• TASK BRIEF: Gather each line of the entries below that includes "mark".

• SUPPLIED MATERIAL:
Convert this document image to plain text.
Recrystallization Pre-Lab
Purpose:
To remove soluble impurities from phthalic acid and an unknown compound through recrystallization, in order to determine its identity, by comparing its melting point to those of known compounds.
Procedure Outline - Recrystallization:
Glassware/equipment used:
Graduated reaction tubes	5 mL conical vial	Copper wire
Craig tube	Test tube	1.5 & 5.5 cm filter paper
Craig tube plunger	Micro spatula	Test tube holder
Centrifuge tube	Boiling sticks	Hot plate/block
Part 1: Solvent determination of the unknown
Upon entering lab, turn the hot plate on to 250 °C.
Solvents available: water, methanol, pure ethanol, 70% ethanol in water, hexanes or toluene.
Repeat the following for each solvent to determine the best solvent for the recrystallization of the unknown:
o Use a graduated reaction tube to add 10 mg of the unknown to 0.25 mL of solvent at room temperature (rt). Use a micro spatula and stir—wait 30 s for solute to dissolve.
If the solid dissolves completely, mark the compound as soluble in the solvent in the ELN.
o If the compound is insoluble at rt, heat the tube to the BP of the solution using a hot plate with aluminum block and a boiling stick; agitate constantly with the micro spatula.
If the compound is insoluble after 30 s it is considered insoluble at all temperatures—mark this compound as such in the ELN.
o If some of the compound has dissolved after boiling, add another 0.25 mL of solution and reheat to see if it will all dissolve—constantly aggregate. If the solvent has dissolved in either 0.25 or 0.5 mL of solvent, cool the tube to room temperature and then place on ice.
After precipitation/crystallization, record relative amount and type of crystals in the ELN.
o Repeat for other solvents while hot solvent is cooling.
--
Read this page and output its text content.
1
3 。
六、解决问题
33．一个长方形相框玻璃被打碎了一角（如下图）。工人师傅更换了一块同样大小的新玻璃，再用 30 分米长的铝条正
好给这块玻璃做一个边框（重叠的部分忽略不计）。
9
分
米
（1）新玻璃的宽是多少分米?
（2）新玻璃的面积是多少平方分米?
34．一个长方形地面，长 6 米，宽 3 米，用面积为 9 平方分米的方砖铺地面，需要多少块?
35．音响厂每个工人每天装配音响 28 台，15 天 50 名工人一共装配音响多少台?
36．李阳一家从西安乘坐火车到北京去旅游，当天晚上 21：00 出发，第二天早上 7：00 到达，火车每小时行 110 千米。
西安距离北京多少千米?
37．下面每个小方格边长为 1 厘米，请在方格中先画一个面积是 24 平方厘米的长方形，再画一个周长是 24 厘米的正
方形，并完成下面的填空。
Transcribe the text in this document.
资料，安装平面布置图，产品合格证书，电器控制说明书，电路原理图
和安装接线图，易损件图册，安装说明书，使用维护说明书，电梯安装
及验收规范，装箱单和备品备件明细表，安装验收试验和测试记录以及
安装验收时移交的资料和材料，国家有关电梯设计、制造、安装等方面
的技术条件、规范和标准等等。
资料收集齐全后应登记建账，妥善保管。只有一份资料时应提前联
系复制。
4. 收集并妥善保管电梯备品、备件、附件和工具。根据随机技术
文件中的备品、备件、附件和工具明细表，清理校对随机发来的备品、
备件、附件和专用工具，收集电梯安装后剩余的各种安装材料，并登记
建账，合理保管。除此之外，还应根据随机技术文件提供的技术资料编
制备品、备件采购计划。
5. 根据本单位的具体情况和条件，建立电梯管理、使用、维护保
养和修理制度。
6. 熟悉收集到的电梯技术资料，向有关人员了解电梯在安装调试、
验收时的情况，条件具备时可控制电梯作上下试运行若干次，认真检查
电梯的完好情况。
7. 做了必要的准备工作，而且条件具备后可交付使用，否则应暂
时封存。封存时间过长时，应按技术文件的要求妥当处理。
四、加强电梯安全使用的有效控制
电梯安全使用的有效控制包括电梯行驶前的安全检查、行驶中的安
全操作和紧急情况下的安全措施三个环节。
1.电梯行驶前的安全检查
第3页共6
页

• PROBLEM SOLUTION:
If the solid dissolves completely, mark the compound as soluble in the solvent in the ELN.
If the compound is insoluble after 30 s it is considered insoluble at all temperatures—mark this compound as such in the ELN.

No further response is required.